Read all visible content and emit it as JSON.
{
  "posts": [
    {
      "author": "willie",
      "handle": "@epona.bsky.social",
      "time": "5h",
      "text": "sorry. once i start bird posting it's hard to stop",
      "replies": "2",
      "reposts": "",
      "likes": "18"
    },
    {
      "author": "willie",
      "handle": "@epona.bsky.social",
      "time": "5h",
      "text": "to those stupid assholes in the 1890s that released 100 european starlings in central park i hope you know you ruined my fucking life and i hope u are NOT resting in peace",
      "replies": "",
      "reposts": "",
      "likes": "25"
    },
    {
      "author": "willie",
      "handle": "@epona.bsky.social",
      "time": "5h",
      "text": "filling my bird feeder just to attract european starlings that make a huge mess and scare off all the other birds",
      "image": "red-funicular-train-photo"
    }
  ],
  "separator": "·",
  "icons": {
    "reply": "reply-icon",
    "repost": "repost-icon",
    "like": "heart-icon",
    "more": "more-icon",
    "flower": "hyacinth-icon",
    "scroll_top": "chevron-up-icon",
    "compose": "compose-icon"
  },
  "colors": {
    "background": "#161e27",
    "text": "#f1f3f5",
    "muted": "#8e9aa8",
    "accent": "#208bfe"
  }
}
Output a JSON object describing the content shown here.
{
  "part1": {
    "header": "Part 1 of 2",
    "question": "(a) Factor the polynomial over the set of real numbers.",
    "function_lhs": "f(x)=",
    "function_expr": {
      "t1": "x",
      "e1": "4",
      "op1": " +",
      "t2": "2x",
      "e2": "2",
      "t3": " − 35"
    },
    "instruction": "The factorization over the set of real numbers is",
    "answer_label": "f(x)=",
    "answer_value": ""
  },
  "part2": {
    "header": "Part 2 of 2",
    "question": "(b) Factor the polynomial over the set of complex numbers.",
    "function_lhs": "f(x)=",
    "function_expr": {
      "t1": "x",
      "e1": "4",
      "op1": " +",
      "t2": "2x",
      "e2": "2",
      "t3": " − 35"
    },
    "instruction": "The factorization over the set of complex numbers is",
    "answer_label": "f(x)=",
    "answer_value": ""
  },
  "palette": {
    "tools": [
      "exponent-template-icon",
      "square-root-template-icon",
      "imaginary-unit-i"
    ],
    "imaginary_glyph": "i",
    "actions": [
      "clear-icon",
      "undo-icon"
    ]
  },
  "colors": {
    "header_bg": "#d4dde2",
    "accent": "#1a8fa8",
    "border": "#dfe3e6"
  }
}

········

*Short task*. Give only the count of lines in this material that contain the string "instruction".

*Expected answer*. 2